Write out exactly the lines from the one containing "Read this page and output its text content." through the last line of the records below, including both.

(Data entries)
════

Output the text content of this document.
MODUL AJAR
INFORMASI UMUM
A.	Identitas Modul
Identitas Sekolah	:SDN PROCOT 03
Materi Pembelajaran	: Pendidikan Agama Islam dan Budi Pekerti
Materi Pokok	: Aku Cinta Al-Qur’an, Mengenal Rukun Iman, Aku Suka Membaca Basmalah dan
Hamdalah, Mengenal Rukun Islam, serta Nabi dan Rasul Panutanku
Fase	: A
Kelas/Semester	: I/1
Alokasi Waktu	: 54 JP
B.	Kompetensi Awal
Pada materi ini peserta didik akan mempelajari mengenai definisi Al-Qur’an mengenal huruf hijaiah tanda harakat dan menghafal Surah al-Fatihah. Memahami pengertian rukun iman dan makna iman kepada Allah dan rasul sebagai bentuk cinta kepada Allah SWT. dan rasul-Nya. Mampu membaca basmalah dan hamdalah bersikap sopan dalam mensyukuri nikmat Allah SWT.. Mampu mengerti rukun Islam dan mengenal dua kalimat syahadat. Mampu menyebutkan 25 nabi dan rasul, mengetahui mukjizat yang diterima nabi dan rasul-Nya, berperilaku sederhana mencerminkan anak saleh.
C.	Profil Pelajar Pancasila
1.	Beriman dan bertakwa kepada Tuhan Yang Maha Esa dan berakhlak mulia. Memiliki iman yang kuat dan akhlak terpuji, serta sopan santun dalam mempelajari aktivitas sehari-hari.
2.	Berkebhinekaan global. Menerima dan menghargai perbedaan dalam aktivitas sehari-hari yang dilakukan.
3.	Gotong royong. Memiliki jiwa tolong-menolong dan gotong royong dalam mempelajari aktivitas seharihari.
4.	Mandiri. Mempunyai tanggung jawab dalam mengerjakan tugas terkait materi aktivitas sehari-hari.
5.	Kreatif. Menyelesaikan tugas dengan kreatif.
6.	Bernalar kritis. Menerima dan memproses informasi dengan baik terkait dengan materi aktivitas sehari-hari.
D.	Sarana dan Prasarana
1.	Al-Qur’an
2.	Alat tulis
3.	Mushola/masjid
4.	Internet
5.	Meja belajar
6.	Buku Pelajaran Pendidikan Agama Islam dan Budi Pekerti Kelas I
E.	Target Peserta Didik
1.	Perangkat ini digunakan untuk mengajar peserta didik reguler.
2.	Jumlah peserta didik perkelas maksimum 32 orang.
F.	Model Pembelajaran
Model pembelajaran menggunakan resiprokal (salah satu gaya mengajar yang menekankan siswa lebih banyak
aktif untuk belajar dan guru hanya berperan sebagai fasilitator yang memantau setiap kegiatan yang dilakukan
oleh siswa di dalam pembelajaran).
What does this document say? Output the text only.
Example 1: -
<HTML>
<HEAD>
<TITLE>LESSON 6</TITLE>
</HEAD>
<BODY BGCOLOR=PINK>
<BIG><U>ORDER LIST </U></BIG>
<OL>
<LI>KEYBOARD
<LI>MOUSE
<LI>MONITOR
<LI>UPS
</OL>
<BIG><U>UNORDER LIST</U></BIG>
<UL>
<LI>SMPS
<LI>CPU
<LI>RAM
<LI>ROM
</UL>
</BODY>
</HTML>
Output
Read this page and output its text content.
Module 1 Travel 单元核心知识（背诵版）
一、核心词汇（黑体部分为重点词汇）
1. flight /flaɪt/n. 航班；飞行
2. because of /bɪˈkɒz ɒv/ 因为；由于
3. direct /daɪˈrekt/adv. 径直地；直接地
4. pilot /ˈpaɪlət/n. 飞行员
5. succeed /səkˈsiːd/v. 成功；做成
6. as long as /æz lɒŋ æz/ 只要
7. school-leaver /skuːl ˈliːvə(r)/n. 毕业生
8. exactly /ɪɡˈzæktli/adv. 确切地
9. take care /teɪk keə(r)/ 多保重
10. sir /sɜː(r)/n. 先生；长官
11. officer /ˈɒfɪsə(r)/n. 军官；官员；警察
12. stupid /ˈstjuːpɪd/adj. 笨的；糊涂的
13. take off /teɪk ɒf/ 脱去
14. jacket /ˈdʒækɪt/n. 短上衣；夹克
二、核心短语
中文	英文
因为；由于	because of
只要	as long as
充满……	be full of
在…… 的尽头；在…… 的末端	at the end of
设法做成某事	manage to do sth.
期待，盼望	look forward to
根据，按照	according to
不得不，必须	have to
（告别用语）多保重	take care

════

• [THE SOLUTION]
Read this page and output its text content.
Module 1 Travel 单元核心知识（背诵版）
一、核心词汇（黑体部分为重点词汇）
1. flight /flaɪt/n. 航班；飞行
2. because of /bɪˈkɒz ɒv/ 因为；由于
3. direct /daɪˈrekt/adv. 径直地；直接地
4. pilot /ˈpaɪlət/n. 飞行员
5. succeed /səkˈsiːd/v. 成功；做成
6. as long as /æz lɒŋ æz/ 只要
7. school-leaver /skuːl ˈliːvə(r)/n. 毕业生
8. exactly /ɪɡˈzæktli/adv. 确切地
9. take care /teɪk keə(r)/ 多保重
10. sir /sɜː(r)/n. 先生；长官
11. officer /ˈɒfɪsə(r)/n. 军官；官员；警察
12. stupid /ˈstjuːpɪd/adj. 笨的；糊涂的
13. take off /teɪk ɒf/ 脱去
14. jacket /ˈdʒækɪt/n. 短上衣；夹克
二、核心短语
中文	英文
因为；由于	because of
只要	as long as
充满……	be full of
在…… 的尽头；在…… 的末端	at the end of
设法做成某事	manage to do sth.
期待，盼望	look forward to
根据，按照	according to
不得不，必须	have to
（告别用语）多保重	take care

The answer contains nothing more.